Work to do ▸ Each entry in the listing below should be restated word for word.

—————

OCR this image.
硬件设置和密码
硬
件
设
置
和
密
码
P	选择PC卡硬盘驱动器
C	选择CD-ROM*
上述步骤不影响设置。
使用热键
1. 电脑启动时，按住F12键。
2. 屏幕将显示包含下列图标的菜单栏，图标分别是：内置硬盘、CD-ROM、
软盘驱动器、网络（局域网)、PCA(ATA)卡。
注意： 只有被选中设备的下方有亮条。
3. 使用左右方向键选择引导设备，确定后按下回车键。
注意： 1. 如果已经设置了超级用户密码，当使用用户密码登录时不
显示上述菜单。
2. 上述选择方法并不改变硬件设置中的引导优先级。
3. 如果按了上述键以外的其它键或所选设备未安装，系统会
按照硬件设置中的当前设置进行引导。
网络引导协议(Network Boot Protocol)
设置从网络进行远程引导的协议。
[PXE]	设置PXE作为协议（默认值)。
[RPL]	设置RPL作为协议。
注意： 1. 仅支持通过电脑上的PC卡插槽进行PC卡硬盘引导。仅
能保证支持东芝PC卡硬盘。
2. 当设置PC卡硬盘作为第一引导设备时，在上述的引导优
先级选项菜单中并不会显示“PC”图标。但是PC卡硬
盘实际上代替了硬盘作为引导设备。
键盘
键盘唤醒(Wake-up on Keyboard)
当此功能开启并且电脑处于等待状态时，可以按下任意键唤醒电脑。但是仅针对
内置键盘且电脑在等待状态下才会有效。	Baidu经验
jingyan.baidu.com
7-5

—————

Solution to the exercise ▸
OCR this image.
硬件设置和密码
硬
件
设
置
和
密
码
P	选择PC卡硬盘驱动器
C	选择CD-ROM*
上述步骤不影响设置。
使用热键
1. 电脑启动时，按住F12键。
2. 屏幕将显示包含下列图标的菜单栏，图标分别是：内置硬盘、CD-ROM、
软盘驱动器、网络（局域网)、PCA(ATA)卡。
注意： 只有被选中设备的下方有亮条。
3. 使用左右方向键选择引导设备，确定后按下回车键。
注意： 1. 如果已经设置了超级用户密码，当使用用户密码登录时不
显示上述菜单。
2. 上述选择方法并不改变硬件设置中的引导优先级。
3. 如果按了上述键以外的其它键或所选设备未安装，系统会
按照硬件设置中的当前设置进行引导。
网络引导协议(Network Boot Protocol)
设置从网络进行远程引导的协议。
[PXE]	设置PXE作为协议（默认值)。
[RPL]	设置RPL作为协议。
注意： 1. 仅支持通过电脑上的PC卡插槽进行PC卡硬盘引导。仅
能保证支持东芝PC卡硬盘。
2. 当设置PC卡硬盘作为第一引导设备时，在上述的引导优
先级选项菜单中并不会显示“PC”图标。但是PC卡硬
盘实际上代替了硬盘作为引导设备。
键盘
键盘唤醒(Wake-up on Keyboard)
当此功能开启并且电脑处于等待状态时，可以按下任意键唤醒电脑。但是仅针对
内置键盘且电脑在等待状态下才会有效。	Baidu经验
jingyan.baidu.com
7-5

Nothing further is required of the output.